** start of ROWS **

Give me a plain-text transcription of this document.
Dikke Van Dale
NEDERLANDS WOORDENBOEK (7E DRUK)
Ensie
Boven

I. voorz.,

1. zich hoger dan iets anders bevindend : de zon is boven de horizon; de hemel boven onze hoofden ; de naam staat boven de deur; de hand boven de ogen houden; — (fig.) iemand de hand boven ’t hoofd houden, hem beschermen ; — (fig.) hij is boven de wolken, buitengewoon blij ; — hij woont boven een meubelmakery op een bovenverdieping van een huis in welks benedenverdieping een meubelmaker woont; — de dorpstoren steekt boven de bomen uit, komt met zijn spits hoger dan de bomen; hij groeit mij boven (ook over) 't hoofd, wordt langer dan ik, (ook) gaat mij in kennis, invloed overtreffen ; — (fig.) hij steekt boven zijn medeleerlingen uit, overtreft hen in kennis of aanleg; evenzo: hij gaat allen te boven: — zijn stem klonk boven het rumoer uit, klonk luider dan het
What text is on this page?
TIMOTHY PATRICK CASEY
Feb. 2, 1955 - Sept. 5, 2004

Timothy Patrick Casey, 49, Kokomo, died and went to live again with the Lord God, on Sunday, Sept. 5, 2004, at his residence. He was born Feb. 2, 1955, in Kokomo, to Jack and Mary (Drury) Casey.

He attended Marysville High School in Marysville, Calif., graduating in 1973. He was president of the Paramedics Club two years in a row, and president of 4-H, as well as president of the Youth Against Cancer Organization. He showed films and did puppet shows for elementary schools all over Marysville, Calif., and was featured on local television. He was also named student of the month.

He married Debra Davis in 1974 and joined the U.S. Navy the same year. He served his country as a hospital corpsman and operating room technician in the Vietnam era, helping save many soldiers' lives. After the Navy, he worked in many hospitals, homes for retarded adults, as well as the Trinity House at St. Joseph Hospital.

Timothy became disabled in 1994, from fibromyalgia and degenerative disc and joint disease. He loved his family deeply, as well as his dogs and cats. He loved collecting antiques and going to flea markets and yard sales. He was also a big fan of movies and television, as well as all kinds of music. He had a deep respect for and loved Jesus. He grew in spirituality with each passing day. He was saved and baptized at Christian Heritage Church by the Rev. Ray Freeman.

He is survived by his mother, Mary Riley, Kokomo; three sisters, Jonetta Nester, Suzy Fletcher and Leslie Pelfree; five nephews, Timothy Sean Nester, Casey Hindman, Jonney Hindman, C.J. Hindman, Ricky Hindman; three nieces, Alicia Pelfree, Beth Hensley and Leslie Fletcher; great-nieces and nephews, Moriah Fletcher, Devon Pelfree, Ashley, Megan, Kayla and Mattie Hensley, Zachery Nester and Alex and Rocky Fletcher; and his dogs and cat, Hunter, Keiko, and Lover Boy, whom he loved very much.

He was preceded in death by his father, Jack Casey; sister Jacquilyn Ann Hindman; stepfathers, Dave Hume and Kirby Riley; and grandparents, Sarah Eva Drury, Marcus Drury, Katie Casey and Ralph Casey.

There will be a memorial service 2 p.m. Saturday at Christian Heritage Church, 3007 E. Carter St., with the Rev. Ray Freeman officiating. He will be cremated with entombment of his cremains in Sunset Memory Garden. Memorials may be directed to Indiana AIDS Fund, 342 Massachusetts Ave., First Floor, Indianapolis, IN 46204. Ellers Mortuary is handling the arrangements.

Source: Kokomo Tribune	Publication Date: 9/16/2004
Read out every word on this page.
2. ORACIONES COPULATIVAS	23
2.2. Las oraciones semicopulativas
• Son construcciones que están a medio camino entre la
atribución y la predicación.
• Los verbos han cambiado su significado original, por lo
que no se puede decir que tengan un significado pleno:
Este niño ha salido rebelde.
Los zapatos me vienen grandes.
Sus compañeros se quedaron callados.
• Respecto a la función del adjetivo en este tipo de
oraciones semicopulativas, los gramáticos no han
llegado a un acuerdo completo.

** end of ROWS **

• [GIVEN TASK]:
In the listing above, find the lines holding the word "Jack" and copy them.

• [ANSWER TO THIS TASK]:
Timothy Patrick Casey, 49, Kokomo, died and went to live again with the Lord God, on Sunday, Sept. 5, 2004, at his residence. He was born Feb. 2, 1955, in Kokomo, to Jack and Mary (Drury) Casey.
He was preceded in death by his father, Jack Casey; sister Jacquilyn Ann Hindman; stepfathers, Dave Hume and Kirby Riley; and grandparents, Sarah Eva Drury, Marcus Drury, Katie Casey and Ralph Casey.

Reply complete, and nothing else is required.